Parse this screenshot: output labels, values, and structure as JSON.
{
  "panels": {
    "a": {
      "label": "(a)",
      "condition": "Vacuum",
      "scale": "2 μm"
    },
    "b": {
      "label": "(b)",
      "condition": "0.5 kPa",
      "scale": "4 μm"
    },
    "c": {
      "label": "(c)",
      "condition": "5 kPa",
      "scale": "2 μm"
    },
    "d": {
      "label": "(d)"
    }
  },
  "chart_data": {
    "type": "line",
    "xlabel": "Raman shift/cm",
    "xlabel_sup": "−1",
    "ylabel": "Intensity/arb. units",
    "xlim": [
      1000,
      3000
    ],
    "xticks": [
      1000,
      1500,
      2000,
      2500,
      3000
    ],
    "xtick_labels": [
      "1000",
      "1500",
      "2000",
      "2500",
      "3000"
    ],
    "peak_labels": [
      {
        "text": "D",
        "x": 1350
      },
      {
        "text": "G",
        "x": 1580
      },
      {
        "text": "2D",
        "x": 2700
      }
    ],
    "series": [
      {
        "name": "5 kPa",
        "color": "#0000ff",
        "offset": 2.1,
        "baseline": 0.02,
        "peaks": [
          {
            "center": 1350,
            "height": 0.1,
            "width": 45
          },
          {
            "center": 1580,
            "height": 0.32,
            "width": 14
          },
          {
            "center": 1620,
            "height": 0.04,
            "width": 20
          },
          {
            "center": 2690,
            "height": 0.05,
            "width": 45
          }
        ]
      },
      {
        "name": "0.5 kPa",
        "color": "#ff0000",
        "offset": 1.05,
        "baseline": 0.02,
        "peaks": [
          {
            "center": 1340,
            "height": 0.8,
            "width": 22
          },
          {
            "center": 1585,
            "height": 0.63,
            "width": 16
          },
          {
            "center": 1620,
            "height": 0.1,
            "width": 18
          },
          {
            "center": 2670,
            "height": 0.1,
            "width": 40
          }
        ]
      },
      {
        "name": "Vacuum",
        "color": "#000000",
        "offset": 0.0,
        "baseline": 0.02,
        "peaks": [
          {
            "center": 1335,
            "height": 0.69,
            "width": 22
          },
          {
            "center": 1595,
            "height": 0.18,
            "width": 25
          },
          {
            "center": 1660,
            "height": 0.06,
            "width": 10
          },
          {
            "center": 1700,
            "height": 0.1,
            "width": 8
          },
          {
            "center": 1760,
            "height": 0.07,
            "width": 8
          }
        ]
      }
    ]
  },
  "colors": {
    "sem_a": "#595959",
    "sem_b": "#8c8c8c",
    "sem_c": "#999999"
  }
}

** Exercise **
In the entries above, identify every line with the word "condition". Copy those lines.

** Exercise response **
      "condition": "Vacuum",
      "condition": "0.5 kPa",
      "condition": "5 kPa",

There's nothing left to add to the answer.